Write each record again exactly as it stands.

((

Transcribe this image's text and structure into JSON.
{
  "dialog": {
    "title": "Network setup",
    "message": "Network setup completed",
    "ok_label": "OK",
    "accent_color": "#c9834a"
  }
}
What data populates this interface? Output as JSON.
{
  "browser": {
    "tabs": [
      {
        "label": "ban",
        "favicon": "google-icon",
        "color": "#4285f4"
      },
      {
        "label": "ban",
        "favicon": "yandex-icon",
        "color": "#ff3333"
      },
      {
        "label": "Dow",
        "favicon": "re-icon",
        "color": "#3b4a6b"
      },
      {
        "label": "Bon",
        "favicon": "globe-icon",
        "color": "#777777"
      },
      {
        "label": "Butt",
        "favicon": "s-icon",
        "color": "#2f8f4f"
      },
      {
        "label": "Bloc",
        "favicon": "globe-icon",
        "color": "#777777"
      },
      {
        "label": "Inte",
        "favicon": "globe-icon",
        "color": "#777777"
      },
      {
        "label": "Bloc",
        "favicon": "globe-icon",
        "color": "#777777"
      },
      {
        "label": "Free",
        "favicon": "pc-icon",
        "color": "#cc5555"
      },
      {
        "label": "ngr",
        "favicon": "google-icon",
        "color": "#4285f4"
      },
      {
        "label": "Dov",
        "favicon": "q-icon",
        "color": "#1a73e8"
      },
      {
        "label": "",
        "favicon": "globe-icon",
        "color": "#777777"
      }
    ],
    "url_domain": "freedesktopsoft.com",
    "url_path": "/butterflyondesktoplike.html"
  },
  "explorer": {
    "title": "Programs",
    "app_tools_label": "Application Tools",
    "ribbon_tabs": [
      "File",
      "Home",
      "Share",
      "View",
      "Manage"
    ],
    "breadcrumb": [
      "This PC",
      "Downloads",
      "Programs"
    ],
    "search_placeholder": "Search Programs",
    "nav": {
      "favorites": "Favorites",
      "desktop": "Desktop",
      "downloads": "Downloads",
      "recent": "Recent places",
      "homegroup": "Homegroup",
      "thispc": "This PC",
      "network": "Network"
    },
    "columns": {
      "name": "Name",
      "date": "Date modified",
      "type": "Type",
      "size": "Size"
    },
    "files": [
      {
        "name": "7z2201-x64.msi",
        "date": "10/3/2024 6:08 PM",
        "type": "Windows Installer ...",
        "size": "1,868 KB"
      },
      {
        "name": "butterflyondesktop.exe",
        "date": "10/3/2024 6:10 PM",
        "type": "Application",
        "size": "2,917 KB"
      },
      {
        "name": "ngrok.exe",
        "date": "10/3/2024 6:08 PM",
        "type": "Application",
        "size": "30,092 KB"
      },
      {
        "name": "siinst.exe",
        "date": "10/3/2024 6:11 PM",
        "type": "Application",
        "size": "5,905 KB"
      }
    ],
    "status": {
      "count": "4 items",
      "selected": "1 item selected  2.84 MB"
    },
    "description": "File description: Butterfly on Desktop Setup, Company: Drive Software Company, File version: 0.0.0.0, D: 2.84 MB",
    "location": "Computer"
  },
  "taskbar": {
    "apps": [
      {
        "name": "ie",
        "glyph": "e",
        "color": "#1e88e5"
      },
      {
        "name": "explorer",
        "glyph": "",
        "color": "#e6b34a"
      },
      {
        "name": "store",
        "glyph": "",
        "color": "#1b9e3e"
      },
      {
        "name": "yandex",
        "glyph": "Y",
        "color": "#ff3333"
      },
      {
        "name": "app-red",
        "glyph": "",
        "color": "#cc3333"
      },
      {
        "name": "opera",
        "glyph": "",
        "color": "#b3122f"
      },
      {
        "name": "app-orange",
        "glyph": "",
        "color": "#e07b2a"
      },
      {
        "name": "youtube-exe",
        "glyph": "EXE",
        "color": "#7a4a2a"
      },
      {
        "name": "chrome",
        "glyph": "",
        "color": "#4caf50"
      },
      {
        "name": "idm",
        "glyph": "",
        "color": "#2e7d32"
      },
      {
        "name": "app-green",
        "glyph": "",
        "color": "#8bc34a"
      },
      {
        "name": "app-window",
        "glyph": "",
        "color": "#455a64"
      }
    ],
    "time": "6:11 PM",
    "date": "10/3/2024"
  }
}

))

The response:
Transcribe this image's text and structure into JSON.
{
  "dialog": {
    "title": "Network setup",
    "message": "Network setup completed",
    "ok_label": "OK",
    "accent_color": "#c9834a"
  }
}
What data populates this interface? Output as JSON.
{
  "browser": {
    "tabs": [
      {
        "label": "ban",
        "favicon": "google-icon",
        "color": "#4285f4"
      },
      {
        "label": "ban",
        "favicon": "yandex-icon",
        "color": "#ff3333"
      },
      {
        "label": "Dow",
        "favicon": "re-icon",
        "color": "#3b4a6b"
      },
      {
        "label": "Bon",
        "favicon": "globe-icon",
        "color": "#777777"
      },
      {
        "label": "Butt",
        "favicon": "s-icon",
        "color": "#2f8f4f"
      },
      {
        "label": "Bloc",
        "favicon": "globe-icon",
        "color": "#777777"
      },
      {
        "label": "Inte",
        "favicon": "globe-icon",
        "color": "#777777"
      },
      {
        "label": "Bloc",
        "favicon": "globe-icon",
        "color": "#777777"
      },
      {
        "label": "Free",
        "favicon": "pc-icon",
        "color": "#cc5555"
      },
      {
        "label": "ngr",
        "favicon": "google-icon",
        "color": "#4285f4"
      },
      {
        "label": "Dov",
        "favicon": "q-icon",
        "color": "#1a73e8"
      },
      {
        "label": "",
        "favicon": "globe-icon",
        "color": "#777777"
      }
    ],
    "url_domain": "freedesktopsoft.com",
    "url_path": "/butterflyondesktoplike.html"
  },
  "explorer": {
    "title": "Programs",
    "app_tools_label": "Application Tools",
    "ribbon_tabs": [
      "File",
      "Home",
      "Share",
      "View",
      "Manage"
    ],
    "breadcrumb": [
      "This PC",
      "Downloads",
      "Programs"
    ],
    "search_placeholder": "Search Programs",
    "nav": {
      "favorites": "Favorites",
      "desktop": "Desktop",
      "downloads": "Downloads",
      "recent": "Recent places",
      "homegroup": "Homegroup",
      "thispc": "This PC",
      "network": "Network"
    },
    "columns": {
      "name": "Name",
      "date": "Date modified",
      "type": "Type",
      "size": "Size"
    },
    "files": [
      {
        "name": "7z2201-x64.msi",
        "date": "10/3/2024 6:08 PM",
        "type": "Windows Installer ...",
        "size": "1,868 KB"
      },
      {
        "name": "butterflyondesktop.exe",
        "date": "10/3/2024 6:10 PM",
        "type": "Application",
        "size": "2,917 KB"
      },
      {
        "name": "ngrok.exe",
        "date": "10/3/2024 6:08 PM",
        "type": "Application",
        "size": "30,092 KB"
      },
      {
        "name": "siinst.exe",
        "date": "10/3/2024 6:11 PM",
        "type": "Application",
        "size": "5,905 KB"
      }
    ],
    "status": {
      "count": "4 items",
      "selected": "1 item selected  2.84 MB"
    },
    "description": "File description: Butterfly on Desktop Setup, Company: Drive Software Company, File version: 0.0.0.0, D: 2.84 MB",
    "location": "Computer"
  },
  "taskbar": {
    "apps": [
      {
        "name": "ie",
        "glyph": "e",
        "color": "#1e88e5"
      },
      {
        "name": "explorer",
        "glyph": "",
        "color": "#e6b34a"
      },
      {
        "name": "store",
        "glyph": "",
        "color": "#1b9e3e"
      },
      {
        "name": "yandex",
        "glyph": "Y",
        "color": "#ff3333"
      },
      {
        "name": "app-red",
        "glyph": "",
        "color": "#cc3333"
      },
      {
        "name": "opera",
        "glyph": "",
        "color": "#b3122f"
      },
      {
        "name": "app-orange",
        "glyph": "",
        "color": "#e07b2a"
      },
      {
        "name": "youtube-exe",
        "glyph": "EXE",
        "color": "#7a4a2a"
      },
      {
        "name": "chrome",
        "glyph": "",
        "color": "#4caf50"
      },
      {
        "name": "idm",
        "glyph": "",
        "color": "#2e7d32"
      },
      {
        "name": "app-green",
        "glyph": "",
        "color": "#8bc34a"
      },
      {
        "name": "app-window",
        "glyph": "",
        "color": "#455a64"
      }
    ],
    "time": "6:11 PM",
    "date": "10/3/2024"
  }
}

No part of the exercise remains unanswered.